#### CHALLENGE
Transcribe every line of the records verbatim.

#### RECORDS SUPPLIED
┏━━
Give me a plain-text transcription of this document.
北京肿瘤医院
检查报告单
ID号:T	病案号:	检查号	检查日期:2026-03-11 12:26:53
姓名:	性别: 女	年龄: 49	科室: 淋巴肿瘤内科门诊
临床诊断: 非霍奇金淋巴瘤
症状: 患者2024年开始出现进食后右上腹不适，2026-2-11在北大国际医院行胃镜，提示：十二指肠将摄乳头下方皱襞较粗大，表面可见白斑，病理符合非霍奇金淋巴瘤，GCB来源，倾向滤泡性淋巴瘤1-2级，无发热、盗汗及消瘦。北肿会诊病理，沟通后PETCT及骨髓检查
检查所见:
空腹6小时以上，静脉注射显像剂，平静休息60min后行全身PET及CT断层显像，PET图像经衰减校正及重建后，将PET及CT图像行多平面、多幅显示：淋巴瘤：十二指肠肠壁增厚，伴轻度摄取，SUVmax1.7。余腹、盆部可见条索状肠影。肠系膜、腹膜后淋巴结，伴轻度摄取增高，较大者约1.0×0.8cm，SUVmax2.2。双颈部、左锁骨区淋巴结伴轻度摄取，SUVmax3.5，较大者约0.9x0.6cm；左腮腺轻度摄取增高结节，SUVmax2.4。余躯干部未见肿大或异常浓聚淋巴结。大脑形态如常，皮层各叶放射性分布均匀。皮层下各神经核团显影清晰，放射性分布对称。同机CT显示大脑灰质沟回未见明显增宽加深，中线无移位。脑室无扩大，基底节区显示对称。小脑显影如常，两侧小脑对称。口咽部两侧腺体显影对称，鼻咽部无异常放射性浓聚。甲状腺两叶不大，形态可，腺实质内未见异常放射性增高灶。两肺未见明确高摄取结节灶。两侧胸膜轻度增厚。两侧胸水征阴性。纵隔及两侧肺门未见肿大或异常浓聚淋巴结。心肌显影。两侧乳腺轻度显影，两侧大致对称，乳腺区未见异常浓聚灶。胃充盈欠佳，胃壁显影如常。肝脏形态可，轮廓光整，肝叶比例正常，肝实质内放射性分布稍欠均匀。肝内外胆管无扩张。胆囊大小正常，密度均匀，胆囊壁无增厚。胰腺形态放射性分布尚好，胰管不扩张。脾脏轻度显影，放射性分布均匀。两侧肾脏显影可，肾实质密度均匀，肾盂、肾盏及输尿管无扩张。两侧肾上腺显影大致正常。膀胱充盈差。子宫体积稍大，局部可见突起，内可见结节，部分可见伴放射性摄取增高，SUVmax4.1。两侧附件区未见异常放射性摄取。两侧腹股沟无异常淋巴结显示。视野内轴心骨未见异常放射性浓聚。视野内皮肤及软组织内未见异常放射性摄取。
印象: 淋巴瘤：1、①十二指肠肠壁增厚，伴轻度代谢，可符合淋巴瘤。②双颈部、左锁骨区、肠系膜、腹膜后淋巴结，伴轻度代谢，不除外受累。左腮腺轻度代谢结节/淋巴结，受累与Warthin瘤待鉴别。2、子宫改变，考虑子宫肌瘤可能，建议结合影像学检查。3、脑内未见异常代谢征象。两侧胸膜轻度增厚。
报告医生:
┗━━
#### TASK OUTPUT
Give me a plain-text transcription of this document.
北京肿瘤医院
检查报告单
ID号:T	病案号:	检查号	检查日期:2026-03-11 12:26:53
姓名:	性别: 女	年龄: 49	科室: 淋巴肿瘤内科门诊
临床诊断: 非霍奇金淋巴瘤
症状: 患者2024年开始出现进食后右上腹不适，2026-2-11在北大国际医院行胃镜，提示：十二指肠将摄乳头下方皱襞较粗大，表面可见白斑，病理符合非霍奇金淋巴瘤，GCB来源，倾向滤泡性淋巴瘤1-2级，无发热、盗汗及消瘦。北肿会诊病理，沟通后PETCT及骨髓检查
检查所见:
空腹6小时以上，静脉注射显像剂，平静休息60min后行全身PET及CT断层显像，PET图像经衰减校正及重建后，将PET及CT图像行多平面、多幅显示：淋巴瘤：十二指肠肠壁增厚，伴轻度摄取，SUVmax1.7。余腹、盆部可见条索状肠影。肠系膜、腹膜后淋巴结，伴轻度摄取增高，较大者约1.0×0.8cm，SUVmax2.2。双颈部、左锁骨区淋巴结伴轻度摄取，SUVmax3.5，较大者约0.9x0.6cm；左腮腺轻度摄取增高结节，SUVmax2.4。余躯干部未见肿大或异常浓聚淋巴结。大脑形态如常，皮层各叶放射性分布均匀。皮层下各神经核团显影清晰，放射性分布对称。同机CT显示大脑灰质沟回未见明显增宽加深，中线无移位。脑室无扩大，基底节区显示对称。小脑显影如常，两侧小脑对称。口咽部两侧腺体显影对称，鼻咽部无异常放射性浓聚。甲状腺两叶不大，形态可，腺实质内未见异常放射性增高灶。两肺未见明确高摄取结节灶。两侧胸膜轻度增厚。两侧胸水征阴性。纵隔及两侧肺门未见肿大或异常浓聚淋巴结。心肌显影。两侧乳腺轻度显影，两侧大致对称，乳腺区未见异常浓聚灶。胃充盈欠佳，胃壁显影如常。肝脏形态可，轮廓光整，肝叶比例正常，肝实质内放射性分布稍欠均匀。肝内外胆管无扩张。胆囊大小正常，密度均匀，胆囊壁无增厚。胰腺形态放射性分布尚好，胰管不扩张。脾脏轻度显影，放射性分布均匀。两侧肾脏显影可，肾实质密度均匀，肾盂、肾盏及输尿管无扩张。两侧肾上腺显影大致正常。膀胱充盈差。子宫体积稍大，局部可见突起，内可见结节，部分可见伴放射性摄取增高，SUVmax4.1。两侧附件区未见异常放射性摄取。两侧腹股沟无异常淋巴结显示。视野内轴心骨未见异常放射性浓聚。视野内皮肤及软组织内未见异常放射性摄取。
印象: 淋巴瘤：1、①十二指肠肠壁增厚，伴轻度代谢，可符合淋巴瘤。②双颈部、左锁骨区、肠系膜、腹膜后淋巴结，伴轻度代谢，不除外受累。左腮腺轻度代谢结节/淋巴结，受累与Warthin瘤待鉴别。2、子宫改变，考虑子宫肌瘤可能，建议结合影像学检查。3、脑内未见异常代谢征象。两侧胸膜轻度增厚。
报告医生:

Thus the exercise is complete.